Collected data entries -
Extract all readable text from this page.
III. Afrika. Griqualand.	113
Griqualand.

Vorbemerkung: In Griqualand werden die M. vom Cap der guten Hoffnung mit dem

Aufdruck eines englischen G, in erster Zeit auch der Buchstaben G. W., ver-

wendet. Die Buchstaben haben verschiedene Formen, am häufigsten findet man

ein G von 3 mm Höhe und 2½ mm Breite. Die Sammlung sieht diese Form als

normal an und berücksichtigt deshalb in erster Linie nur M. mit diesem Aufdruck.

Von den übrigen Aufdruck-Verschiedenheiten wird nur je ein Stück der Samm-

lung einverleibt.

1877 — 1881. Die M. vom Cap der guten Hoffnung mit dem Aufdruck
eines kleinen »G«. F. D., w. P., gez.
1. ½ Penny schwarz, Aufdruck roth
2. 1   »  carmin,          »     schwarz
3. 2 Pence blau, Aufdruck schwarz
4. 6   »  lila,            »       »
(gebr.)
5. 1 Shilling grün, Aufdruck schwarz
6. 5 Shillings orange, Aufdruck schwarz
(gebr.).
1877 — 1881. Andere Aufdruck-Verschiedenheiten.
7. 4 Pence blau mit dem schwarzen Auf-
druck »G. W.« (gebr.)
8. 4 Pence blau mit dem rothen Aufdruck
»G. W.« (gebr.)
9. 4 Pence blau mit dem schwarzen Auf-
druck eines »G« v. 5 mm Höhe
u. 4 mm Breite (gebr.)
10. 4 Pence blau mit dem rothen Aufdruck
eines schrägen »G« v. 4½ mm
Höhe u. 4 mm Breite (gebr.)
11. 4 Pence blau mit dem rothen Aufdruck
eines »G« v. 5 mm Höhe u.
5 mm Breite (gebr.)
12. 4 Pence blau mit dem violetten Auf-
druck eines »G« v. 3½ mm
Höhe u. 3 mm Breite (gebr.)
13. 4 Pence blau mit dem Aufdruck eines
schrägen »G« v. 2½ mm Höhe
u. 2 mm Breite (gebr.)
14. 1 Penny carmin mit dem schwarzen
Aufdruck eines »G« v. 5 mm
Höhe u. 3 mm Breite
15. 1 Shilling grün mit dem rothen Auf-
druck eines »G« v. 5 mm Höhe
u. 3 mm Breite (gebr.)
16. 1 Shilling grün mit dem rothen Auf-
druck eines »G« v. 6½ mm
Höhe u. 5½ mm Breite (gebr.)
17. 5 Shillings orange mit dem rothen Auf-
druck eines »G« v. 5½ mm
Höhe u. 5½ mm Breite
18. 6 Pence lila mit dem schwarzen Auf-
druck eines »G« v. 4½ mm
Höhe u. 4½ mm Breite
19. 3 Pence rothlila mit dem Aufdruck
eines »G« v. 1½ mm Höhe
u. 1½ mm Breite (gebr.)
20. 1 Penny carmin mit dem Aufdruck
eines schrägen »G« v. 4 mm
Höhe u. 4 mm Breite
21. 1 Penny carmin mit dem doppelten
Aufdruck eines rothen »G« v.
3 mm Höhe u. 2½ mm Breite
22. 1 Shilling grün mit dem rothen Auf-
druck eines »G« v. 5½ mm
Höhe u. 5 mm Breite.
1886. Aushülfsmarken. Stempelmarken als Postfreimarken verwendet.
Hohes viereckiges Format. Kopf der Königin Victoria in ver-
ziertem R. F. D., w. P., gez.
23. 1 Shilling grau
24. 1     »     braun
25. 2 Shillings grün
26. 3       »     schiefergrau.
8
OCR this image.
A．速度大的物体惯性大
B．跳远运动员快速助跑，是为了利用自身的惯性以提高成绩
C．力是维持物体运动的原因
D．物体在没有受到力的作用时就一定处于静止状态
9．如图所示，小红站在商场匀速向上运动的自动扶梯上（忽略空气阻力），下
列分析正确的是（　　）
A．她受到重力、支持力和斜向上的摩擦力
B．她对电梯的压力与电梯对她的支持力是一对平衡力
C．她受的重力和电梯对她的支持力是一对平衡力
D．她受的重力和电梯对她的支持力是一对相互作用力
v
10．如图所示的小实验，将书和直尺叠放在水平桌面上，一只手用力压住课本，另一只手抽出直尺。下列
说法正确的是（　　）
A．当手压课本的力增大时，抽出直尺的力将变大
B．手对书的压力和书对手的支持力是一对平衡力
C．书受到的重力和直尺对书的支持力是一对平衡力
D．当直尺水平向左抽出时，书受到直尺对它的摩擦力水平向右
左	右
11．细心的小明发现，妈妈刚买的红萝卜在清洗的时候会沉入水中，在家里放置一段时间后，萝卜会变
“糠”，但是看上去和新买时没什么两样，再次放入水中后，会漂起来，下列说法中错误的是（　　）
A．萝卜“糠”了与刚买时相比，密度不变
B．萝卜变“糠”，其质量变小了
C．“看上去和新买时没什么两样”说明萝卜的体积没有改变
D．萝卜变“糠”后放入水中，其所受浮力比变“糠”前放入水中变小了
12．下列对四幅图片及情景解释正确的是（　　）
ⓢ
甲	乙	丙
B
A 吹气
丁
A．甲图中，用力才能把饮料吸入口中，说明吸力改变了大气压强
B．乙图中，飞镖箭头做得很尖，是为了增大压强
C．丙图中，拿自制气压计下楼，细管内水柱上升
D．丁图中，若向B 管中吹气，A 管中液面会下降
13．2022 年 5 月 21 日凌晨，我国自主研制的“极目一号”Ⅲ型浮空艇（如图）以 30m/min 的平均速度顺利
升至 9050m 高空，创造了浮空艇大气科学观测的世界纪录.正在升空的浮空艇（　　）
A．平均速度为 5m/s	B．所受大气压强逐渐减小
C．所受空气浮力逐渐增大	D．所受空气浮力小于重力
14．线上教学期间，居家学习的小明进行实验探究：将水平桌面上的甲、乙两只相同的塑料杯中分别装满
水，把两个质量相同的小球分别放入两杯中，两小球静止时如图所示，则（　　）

REQUIREMENT -
Give back all the records exactly as they stand.

RESULT OF THIS TASK -
Extract all readable text from this page.
III. Afrika. Griqualand.	113
Griqualand.

Vorbemerkung: In Griqualand werden die M. vom Cap der guten Hoffnung mit dem

Aufdruck eines englischen G, in erster Zeit auch der Buchstaben G. W., ver-

wendet. Die Buchstaben haben verschiedene Formen, am häufigsten findet man

ein G von 3 mm Höhe und 2½ mm Breite. Die Sammlung sieht diese Form als

normal an und berücksichtigt deshalb in erster Linie nur M. mit diesem Aufdruck.

Von den übrigen Aufdruck-Verschiedenheiten wird nur je ein Stück der Samm-

lung einverleibt.

1877 — 1881. Die M. vom Cap der guten Hoffnung mit dem Aufdruck
eines kleinen »G«. F. D., w. P., gez.
1. ½ Penny schwarz, Aufdruck roth
2. 1   »  carmin,          »     schwarz
3. 2 Pence blau, Aufdruck schwarz
4. 6   »  lila,            »       »
(gebr.)
5. 1 Shilling grün, Aufdruck schwarz
6. 5 Shillings orange, Aufdruck schwarz
(gebr.).
1877 — 1881. Andere Aufdruck-Verschiedenheiten.
7. 4 Pence blau mit dem schwarzen Auf-
druck »G. W.« (gebr.)
8. 4 Pence blau mit dem rothen Aufdruck
»G. W.« (gebr.)
9. 4 Pence blau mit dem schwarzen Auf-
druck eines »G« v. 5 mm Höhe
u. 4 mm Breite (gebr.)
10. 4 Pence blau mit dem rothen Aufdruck
eines schrägen »G« v. 4½ mm
Höhe u. 4 mm Breite (gebr.)
11. 4 Pence blau mit dem rothen Aufdruck
eines »G« v. 5 mm Höhe u.
5 mm Breite (gebr.)
12. 4 Pence blau mit dem violetten Auf-
druck eines »G« v. 3½ mm
Höhe u. 3 mm Breite (gebr.)
13. 4 Pence blau mit dem Aufdruck eines
schrägen »G« v. 2½ mm Höhe
u. 2 mm Breite (gebr.)
14. 1 Penny carmin mit dem schwarzen
Aufdruck eines »G« v. 5 mm
Höhe u. 3 mm Breite
15. 1 Shilling grün mit dem rothen Auf-
druck eines »G« v. 5 mm Höhe
u. 3 mm Breite (gebr.)
16. 1 Shilling grün mit dem rothen Auf-
druck eines »G« v. 6½ mm
Höhe u. 5½ mm Breite (gebr.)
17. 5 Shillings orange mit dem rothen Auf-
druck eines »G« v. 5½ mm
Höhe u. 5½ mm Breite
18. 6 Pence lila mit dem schwarzen Auf-
druck eines »G« v. 4½ mm
Höhe u. 4½ mm Breite
19. 3 Pence rothlila mit dem Aufdruck
eines »G« v. 1½ mm Höhe
u. 1½ mm Breite (gebr.)
20. 1 Penny carmin mit dem Aufdruck
eines schrägen »G« v. 4 mm
Höhe u. 4 mm Breite
21. 1 Penny carmin mit dem doppelten
Aufdruck eines rothen »G« v.
3 mm Höhe u. 2½ mm Breite
22. 1 Shilling grün mit dem rothen Auf-
druck eines »G« v. 5½ mm
Höhe u. 5 mm Breite.
1886. Aushülfsmarken. Stempelmarken als Postfreimarken verwendet.
Hohes viereckiges Format. Kopf der Königin Victoria in ver-
ziertem R. F. D., w. P., gez.
23. 1 Shilling grau
24. 1     »     braun
25. 2 Shillings grün
26. 3       »     schiefergrau.
8
OCR this image.
A．速度大的物体惯性大
B．跳远运动员快速助跑，是为了利用自身的惯性以提高成绩
C．力是维持物体运动的原因
D．物体在没有受到力的作用时就一定处于静止状态
9．如图所示，小红站在商场匀速向上运动的自动扶梯上（忽略空气阻力），下
列分析正确的是（　　）
A．她受到重力、支持力和斜向上的摩擦力
B．她对电梯的压力与电梯对她的支持力是一对平衡力
C．她受的重力和电梯对她的支持力是一对平衡力
D．她受的重力和电梯对她的支持力是一对相互作用力
v
10．如图所示的小实验，将书和直尺叠放在水平桌面上，一只手用力压住课本，另一只手抽出直尺。下列
说法正确的是（　　）
A．当手压课本的力增大时，抽出直尺的力将变大
B．手对书的压力和书对手的支持力是一对平衡力
C．书受到的重力和直尺对书的支持力是一对平衡力
D．当直尺水平向左抽出时，书受到直尺对它的摩擦力水平向右
左	右
11．细心的小明发现，妈妈刚买的红萝卜在清洗的时候会沉入水中，在家里放置一段时间后，萝卜会变
“糠”，但是看上去和新买时没什么两样，再次放入水中后，会漂起来，下列说法中错误的是（　　）
A．萝卜“糠”了与刚买时相比，密度不变
B．萝卜变“糠”，其质量变小了
C．“看上去和新买时没什么两样”说明萝卜的体积没有改变
D．萝卜变“糠”后放入水中，其所受浮力比变“糠”前放入水中变小了
12．下列对四幅图片及情景解释正确的是（　　）
ⓢ
甲	乙	丙
B
A 吹气
丁
A．甲图中，用力才能把饮料吸入口中，说明吸力改变了大气压强
B．乙图中，飞镖箭头做得很尖，是为了增大压强
C．丙图中，拿自制气压计下楼，细管内水柱上升
D．丁图中，若向B 管中吹气，A 管中液面会下降
13．2022 年 5 月 21 日凌晨，我国自主研制的“极目一号”Ⅲ型浮空艇（如图）以 30m/min 的平均速度顺利
升至 9050m 高空，创造了浮空艇大气科学观测的世界纪录.正在升空的浮空艇（　　）
A．平均速度为 5m/s	B．所受大气压强逐渐减小
C．所受空气浮力逐渐增大	D．所受空气浮力小于重力
14．线上教学期间，居家学习的小明进行实验探究：将水平桌面上的甲、乙两只相同的塑料杯中分别装满
水，把两个质量相同的小球分别放入两杯中，两小球静止时如图所示，则（　　）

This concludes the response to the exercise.